_Exercise requirements:_
Reproduce the lines of the material exactly, excluding every image.

_Material for the task:_
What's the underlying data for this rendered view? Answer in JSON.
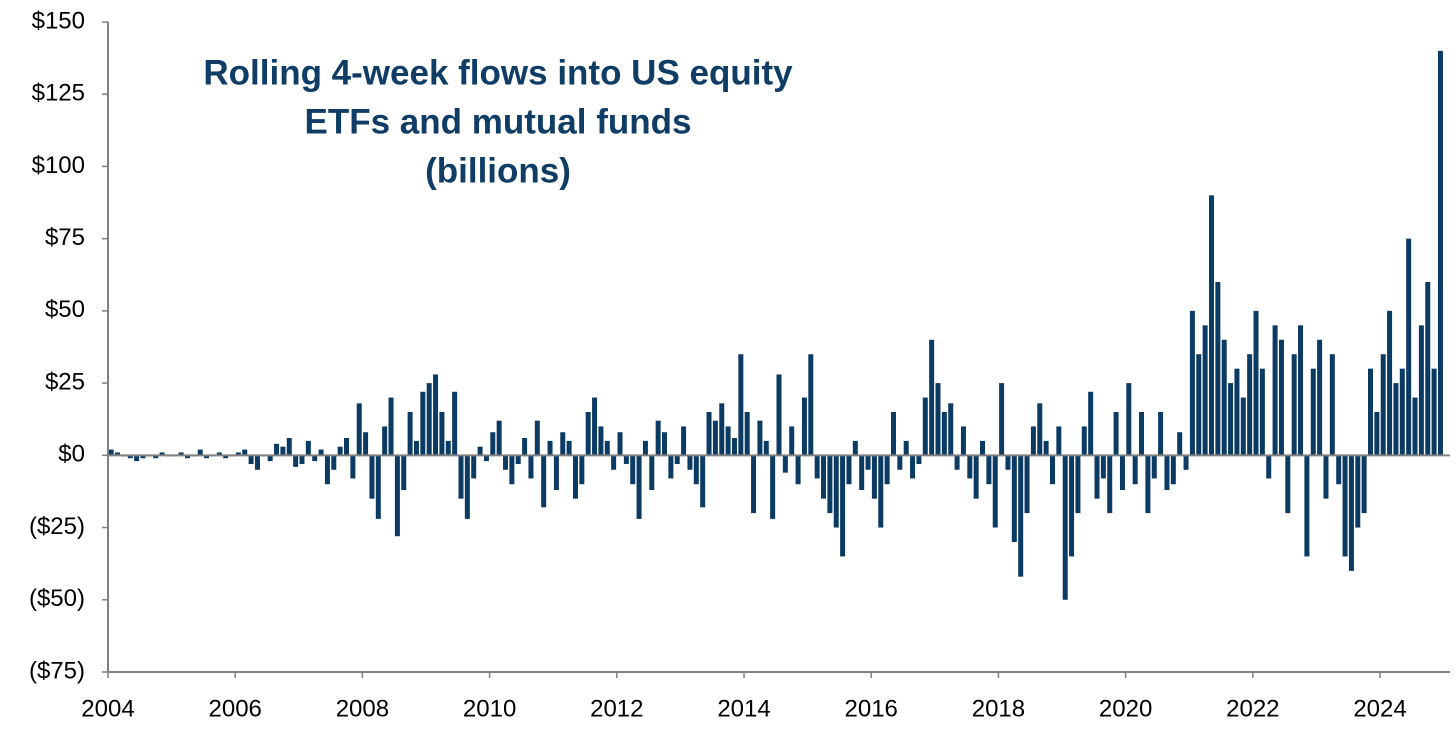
{
  "chart_data": {
    "type": "bar",
    "title": [
      "Rolling 4-week flows into US equity",
      "ETFs and mutual funds",
      "(billions)"
    ],
    "color": "#0b3a63",
    "xlim": [
      2004,
      2025.1
    ],
    "xticks": [
      2004,
      2006,
      2008,
      2010,
      2012,
      2014,
      2016,
      2018,
      2020,
      2022,
      2024
    ],
    "ylim": [
      -75,
      150
    ],
    "yticks": [
      {
        "value": 150,
        "label": "$150"
      },
      {
        "value": 125,
        "label": "$125"
      },
      {
        "value": 100,
        "label": "$100"
      },
      {
        "value": 75,
        "label": "$75"
      },
      {
        "value": 50,
        "label": "$50"
      },
      {
        "value": 25,
        "label": "$25"
      },
      {
        "value": 0,
        "label": "$0"
      },
      {
        "value": -25,
        "label": "($25)"
      },
      {
        "value": -50,
        "label": "($50)"
      },
      {
        "value": -75,
        "label": "($75)"
      }
    ],
    "x": [
      2004.05,
      2004.15,
      2004.25,
      2004.35,
      2004.45,
      2004.55,
      2004.65,
      2004.75,
      2004.85,
      2004.95,
      2005.05,
      2005.15,
      2005.25,
      2005.35,
      2005.45,
      2005.55,
      2005.65,
      2005.75,
      2005.85,
      2005.95,
      2006.05,
      2006.15,
      2006.25,
      2006.35,
      2006.45,
      2006.55,
      2006.65,
      2006.75,
      2006.85,
      2006.95,
      2007.05,
      2007.15,
      2007.25,
      2007.35,
      2007.45,
      2007.55,
      2007.65,
      2007.75,
      2007.85,
      2007.95,
      2008.05,
      2008.15,
      2008.25,
      2008.35,
      2008.45,
      2008.55,
      2008.65,
      2008.75,
      2008.85,
      2008.95,
      2009.05,
      2009.15,
      2009.25,
      2009.35,
      2009.45,
      2009.55,
      2009.65,
      2009.75,
      2009.85,
      2009.95,
      2010.05,
      2010.15,
      2010.25,
      2010.35,
      2010.45,
      2010.55,
      2010.65,
      2010.75,
      2010.85,
      2010.95,
      2011.05,
      2011.15,
      2011.25,
      2011.35,
      2011.45,
      2011.55,
      2011.65,
      2011.75,
      2011.85,
      2011.95,
      2012.05,
      2012.15,
      2012.25,
      2012.35,
      2012.45,
      2012.55,
      2012.65,
      2012.75,
      2012.85,
      2012.95,
      2013.05,
      2013.15,
      2013.25,
      2013.35,
      2013.45,
      2013.55,
      2013.65,
      2013.75,
      2013.85,
      2013.95,
      2014.05,
      2014.15,
      2014.25,
      2014.35,
      2014.45,
      2014.55,
      2014.65,
      2014.75,
      2014.85,
      2014.95,
      2015.05,
      2015.15,
      2015.25,
      2015.35,
      2015.45,
      2015.55,
      2015.65,
      2015.75,
      2015.85,
      2015.95,
      2016.05,
      2016.15,
      2016.25,
      2016.35,
      2016.45,
      2016.55,
      2016.65,
      2016.75,
      2016.85,
      2016.95,
      2017.05,
      2017.15,
      2017.25,
      2017.35,
      2017.45,
      2017.55,
      2017.65,
      2017.75,
      2017.85,
      2017.95,
      2018.05,
      2018.15,
      2018.25,
      2018.35,
      2018.45,
      2018.55,
      2018.65,
      2018.75,
      2018.85,
      2018.95,
      2019.05,
      2019.15,
      2019.25,
      2019.35,
      2019.45,
      2019.55,
      2019.65,
      2019.75,
      2019.85,
      2019.95,
      2020.05,
      2020.15,
      2020.25,
      2020.35,
      2020.45,
      2020.55,
      2020.65,
      2020.75,
      2020.85,
      2020.95,
      2021.05,
      2021.15,
      2021.25,
      2021.35,
      2021.45,
      2021.55,
      2021.65,
      2021.75,
      2021.85,
      2021.95,
      2022.05,
      2022.15,
      2022.25,
      2022.35,
      2022.45,
      2022.55,
      2022.65,
      2022.75,
      2022.85,
      2022.95,
      2023.05,
      2023.15,
      2023.25,
      2023.35,
      2023.45,
      2023.55,
      2023.65,
      2023.75,
      2023.85,
      2023.95,
      2024.05,
      2024.15,
      2024.25,
      2024.35,
      2024.45,
      2024.55,
      2024.65,
      2024.75,
      2024.85,
      2024.95
    ],
    "values": [
      2,
      1,
      0,
      -1,
      -2,
      -1,
      0,
      -1,
      1,
      0,
      0,
      1,
      -1,
      0,
      2,
      -1,
      0,
      1,
      -1,
      0,
      1,
      2,
      -3,
      -5,
      0,
      -2,
      4,
      3,
      6,
      -4,
      -3,
      5,
      -2,
      2,
      -10,
      -5,
      3,
      6,
      -8,
      18,
      8,
      -15,
      -22,
      10,
      20,
      -28,
      -12,
      15,
      5,
      22,
      25,
      28,
      15,
      5,
      22,
      -15,
      -22,
      -8,
      3,
      -2,
      8,
      12,
      -5,
      -10,
      -3,
      6,
      -8,
      12,
      -18,
      5,
      -12,
      8,
      5,
      -15,
      -10,
      15,
      20,
      10,
      5,
      -5,
      8,
      -3,
      -10,
      -22,
      5,
      -12,
      12,
      8,
      -8,
      -3,
      10,
      -5,
      -10,
      -18,
      15,
      12,
      18,
      10,
      6,
      35,
      15,
      -20,
      12,
      5,
      -22,
      28,
      -6,
      10,
      -10,
      20,
      35,
      -8,
      -15,
      -20,
      -25,
      -35,
      -10,
      5,
      -12,
      -5,
      -15,
      -25,
      -10,
      15,
      -5,
      5,
      -8,
      -3,
      20,
      40,
      25,
      15,
      18,
      -5,
      10,
      -8,
      -15,
      5,
      -10,
      -25,
      25,
      -5,
      -30,
      -42,
      -20,
      10,
      18,
      5,
      -10,
      10,
      -50,
      -35,
      -20,
      10,
      22,
      -15,
      -8,
      -20,
      15,
      -12,
      25,
      -10,
      15,
      -20,
      -8,
      15,
      -12,
      -10,
      8,
      -5,
      50,
      35,
      45,
      90,
      60,
      40,
      25,
      30,
      20,
      35,
      50,
      30,
      -8,
      45,
      40,
      -20,
      35,
      45,
      -35,
      30,
      40,
      -15,
      35,
      -10,
      -35,
      -40,
      -25,
      -20,
      30,
      15,
      35,
      50,
      25,
      30,
      75,
      20,
      45,
      60,
      30,
      140
    ]
  }
}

_Output for this task:_
What's the underlying data for this rendered view? Answer in JSON.
{
  "chart_data": {
    "type": "bar",
    "title": [
      "Rolling 4-week flows into US equity",
      "ETFs and mutual funds",
      "(billions)"
    ],
    "color": "#0b3a63",
    "xlim": [
      2004,
      2025.1
    ],
    "xticks": [
      2004,
      2006,
      2008,
      2010,
      2012,
      2014,
      2016,
      2018,
      2020,
      2022,
      2024
    ],
    "ylim": [
      -75,
      150
    ],
    "yticks": [
      {
        "value": 150,
        "label": "$150"
      },
      {
        "value": 125,
        "label": "$125"
      },
      {
        "value": 100,
        "label": "$100"
      },
      {
        "value": 75,
        "label": "$75"
      },
      {
        "value": 50,
        "label": "$50"
      },
      {
        "value": 25,
        "label": "$25"
      },
      {
        "value": 0,
        "label": "$0"
      },
      {
        "value": -25,
        "label": "($25)"
      },
      {
        "value": -50,
        "label": "($50)"
      },
      {
        "value": -75,
        "label": "($75)"
      }
    ],
    "x": [
      2004.05,
      2004.15,
      2004.25,
      2004.35,
      2004.45,
      2004.55,
      2004.65,
      2004.75,
      2004.85,
      2004.95,
      2005.05,
      2005.15,
      2005.25,
      2005.35,
      2005.45,
      2005.55,
      2005.65,
      2005.75,
      2005.85,
      2005.95,
      2006.05,
      2006.15,
      2006.25,
      2006.35,
      2006.45,
      2006.55,
      2006.65,
      2006.75,
      2006.85,
      2006.95,
      2007.05,
      2007.15,
      2007.25,
      2007.35,
      2007.45,
      2007.55,
      2007.65,
      2007.75,
      2007.85,
      2007.95,
      2008.05,
      2008.15,
      2008.25,
      2008.35,
      2008.45,
      2008.55,
      2008.65,
      2008.75,
      2008.85,
      2008.95,
      2009.05,
      2009.15,
      2009.25,
      2009.35,
      2009.45,
      2009.55,
      2009.65,
      2009.75,
      2009.85,
      2009.95,
      2010.05,
      2010.15,
      2010.25,
      2010.35,
      2010.45,
      2010.55,
      2010.65,
      2010.75,
      2010.85,
      2010.95,
      2011.05,
      2011.15,
      2011.25,
      2011.35,
      2011.45,
      2011.55,
      2011.65,
      2011.75,
      2011.85,
      2011.95,
      2012.05,
      2012.15,
      2012.25,
      2012.35,
      2012.45,
      2012.55,
      2012.65,
      2012.75,
      2012.85,
      2012.95,
      2013.05,
      2013.15,
      2013.25,
      2013.35,
      2013.45,
      2013.55,
      2013.65,
      2013.75,
      2013.85,
      2013.95,
      2014.05,
      2014.15,
      2014.25,
      2014.35,
      2014.45,
      2014.55,
      2014.65,
      2014.75,
      2014.85,
      2014.95,
      2015.05,
      2015.15,
      2015.25,
      2015.35,
      2015.45,
      2015.55,
      2015.65,
      2015.75,
      2015.85,
      2015.95,
      2016.05,
      2016.15,
      2016.25,
      2016.35,
      2016.45,
      2016.55,
      2016.65,
      2016.75,
      2016.85,
      2016.95,
      2017.05,
      2017.15,
      2017.25,
      2017.35,
      2017.45,
      2017.55,
      2017.65,
      2017.75,
      2017.85,
      2017.95,
      2018.05,
      2018.15,
      2018.25,
      2018.35,
      2018.45,
      2018.55,
      2018.65,
      2018.75,
      2018.85,
      2018.95,
      2019.05,
      2019.15,
      2019.25,
      2019.35,
      2019.45,
      2019.55,
      2019.65,
      2019.75,
      2019.85,
      2019.95,
      2020.05,
      2020.15,
      2020.25,
      2020.35,
      2020.45,
      2020.55,
      2020.65,
      2020.75,
      2020.85,
      2020.95,
      2021.05,
      2021.15,
      2021.25,
      2021.35,
      2021.45,
      2021.55,
      2021.65,
      2021.75,
      2021.85,
      2021.95,
      2022.05,
      2022.15,
      2022.25,
      2022.35,
      2022.45,
      2022.55,
      2022.65,
      2022.75,
      2022.85,
      2022.95,
      2023.05,
      2023.15,
      2023.25,
      2023.35,
      2023.45,
      2023.55,
      2023.65,
      2023.75,
      2023.85,
      2023.95,
      2024.05,
      2024.15,
      2024.25,
      2024.35,
      2024.45,
      2024.55,
      2024.65,
      2024.75,
      2024.85,
      2024.95
    ],
    "values": [
      2,
      1,
      0,
      -1,
      -2,
      -1,
      0,
      -1,
      1,
      0,
      0,
      1,
      -1,
      0,
      2,
      -1,
      0,
      1,
      -1,
      0,
      1,
      2,
      -3,
      -5,
      0,
      -2,
      4,
      3,
      6,
      -4,
      -3,
      5,
      -2,
      2,
      -10,
      -5,
      3,
      6,
      -8,
      18,
      8,
      -15,
      -22,
      10,
      20,
      -28,
      -12,
      15,
      5,
      22,
      25,
      28,
      15,
      5,
      22,
      -15,
      -22,
      -8,
      3,
      -2,
      8,
      12,
      -5,
      -10,
      -3,
      6,
      -8,
      12,
      -18,
      5,
      -12,
      8,
      5,
      -15,
      -10,
      15,
      20,
      10,
      5,
      -5,
      8,
      -3,
      -10,
      -22,
      5,
      -12,
      12,
      8,
      -8,
      -3,
      10,
      -5,
      -10,
      -18,
      15,
      12,
      18,
      10,
      6,
      35,
      15,
      -20,
      12,
      5,
      -22,
      28,
      -6,
      10,
      -10,
      20,
      35,
      -8,
      -15,
      -20,
      -25,
      -35,
      -10,
      5,
      -12,
      -5,
      -15,
      -25,
      -10,
      15,
      -5,
      5,
      -8,
      -3,
      20,
      40,
      25,
      15,
      18,
      -5,
      10,
      -8,
      -15,
      5,
      -10,
      -25,
      25,
      -5,
      -30,
      -42,
      -20,
      10,
      18,
      5,
      -10,
      10,
      -50,
      -35,
      -20,
      10,
      22,
      -15,
      -8,
      -20,
      15,
      -12,
      25,
      -10,
      15,
      -20,
      -8,
      15,
      -12,
      -10,
      8,
      -5,
      50,
      35,
      45,
      90,
      60,
      40,
      25,
      30,
      20,
      35,
      50,
      30,
      -8,
      45,
      40,
      -20,
      35,
      45,
      -35,
      30,
      40,
      -15,
      35,
      -10,
      -35,
      -40,
      -25,
      -20,
      30,
      15,
      35,
      50,
      25,
      30,
      75,
      20,
      45,
      60,
      30,
      140
    ]
  }
}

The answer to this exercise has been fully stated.